[Data items]
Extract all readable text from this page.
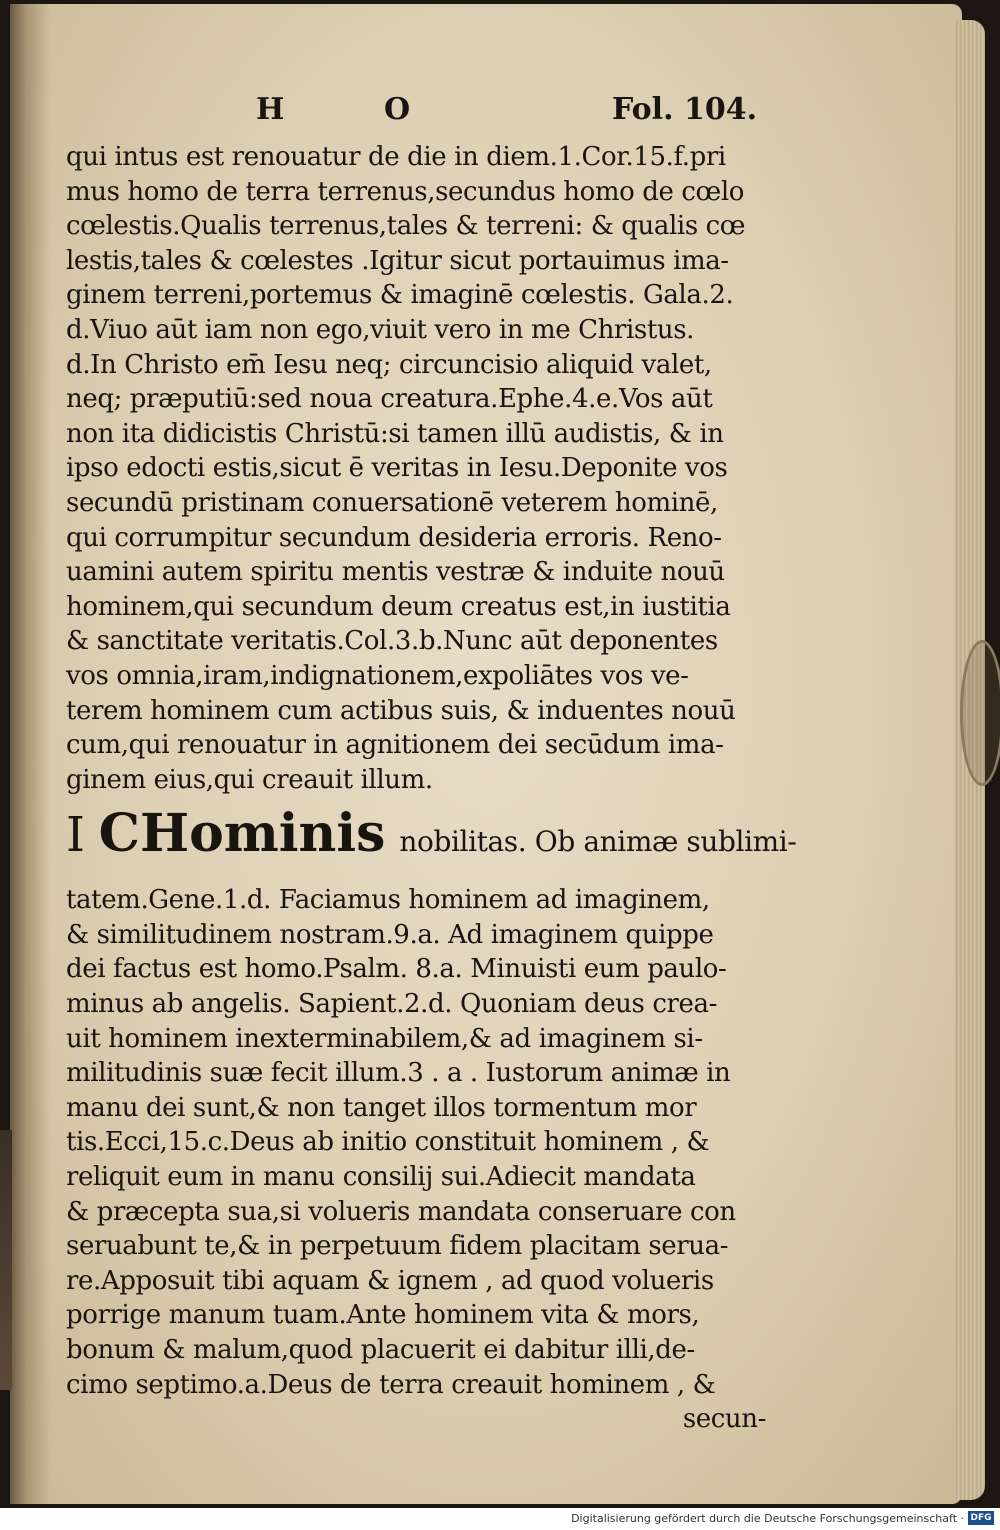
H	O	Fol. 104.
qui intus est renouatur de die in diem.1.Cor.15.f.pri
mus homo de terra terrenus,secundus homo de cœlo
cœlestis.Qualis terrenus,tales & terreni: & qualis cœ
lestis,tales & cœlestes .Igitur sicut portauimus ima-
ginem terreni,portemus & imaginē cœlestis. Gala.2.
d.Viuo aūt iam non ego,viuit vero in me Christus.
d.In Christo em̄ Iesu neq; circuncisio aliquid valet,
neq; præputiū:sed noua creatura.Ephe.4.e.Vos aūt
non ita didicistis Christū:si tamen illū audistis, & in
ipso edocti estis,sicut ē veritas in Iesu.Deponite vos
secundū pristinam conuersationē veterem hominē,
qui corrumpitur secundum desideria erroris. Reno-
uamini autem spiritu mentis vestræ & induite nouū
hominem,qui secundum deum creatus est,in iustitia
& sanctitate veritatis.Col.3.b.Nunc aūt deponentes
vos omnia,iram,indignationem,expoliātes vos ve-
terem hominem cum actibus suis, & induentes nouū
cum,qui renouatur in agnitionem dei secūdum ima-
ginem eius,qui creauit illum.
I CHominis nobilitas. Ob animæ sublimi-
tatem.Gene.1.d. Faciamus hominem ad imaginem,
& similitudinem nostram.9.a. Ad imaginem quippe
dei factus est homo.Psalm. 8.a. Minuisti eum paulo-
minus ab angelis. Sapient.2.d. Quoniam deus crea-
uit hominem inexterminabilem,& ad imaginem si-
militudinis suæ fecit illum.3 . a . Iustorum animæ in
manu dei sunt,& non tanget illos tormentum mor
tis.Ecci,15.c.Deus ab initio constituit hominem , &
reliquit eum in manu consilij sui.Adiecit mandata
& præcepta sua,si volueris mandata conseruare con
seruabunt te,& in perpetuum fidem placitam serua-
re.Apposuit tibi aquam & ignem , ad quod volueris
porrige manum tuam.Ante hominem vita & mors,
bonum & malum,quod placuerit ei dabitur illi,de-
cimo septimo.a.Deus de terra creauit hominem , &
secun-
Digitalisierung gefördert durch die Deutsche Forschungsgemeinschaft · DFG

> GIVEN INSTRUCTION: Where a line of the data holds "quod", show that line.

> RESULT OF THIS TASK:
re.Apposuit tibi aquam & ignem , ad quod volueris
bonum & malum,quod placuerit ei dabitur illi,de-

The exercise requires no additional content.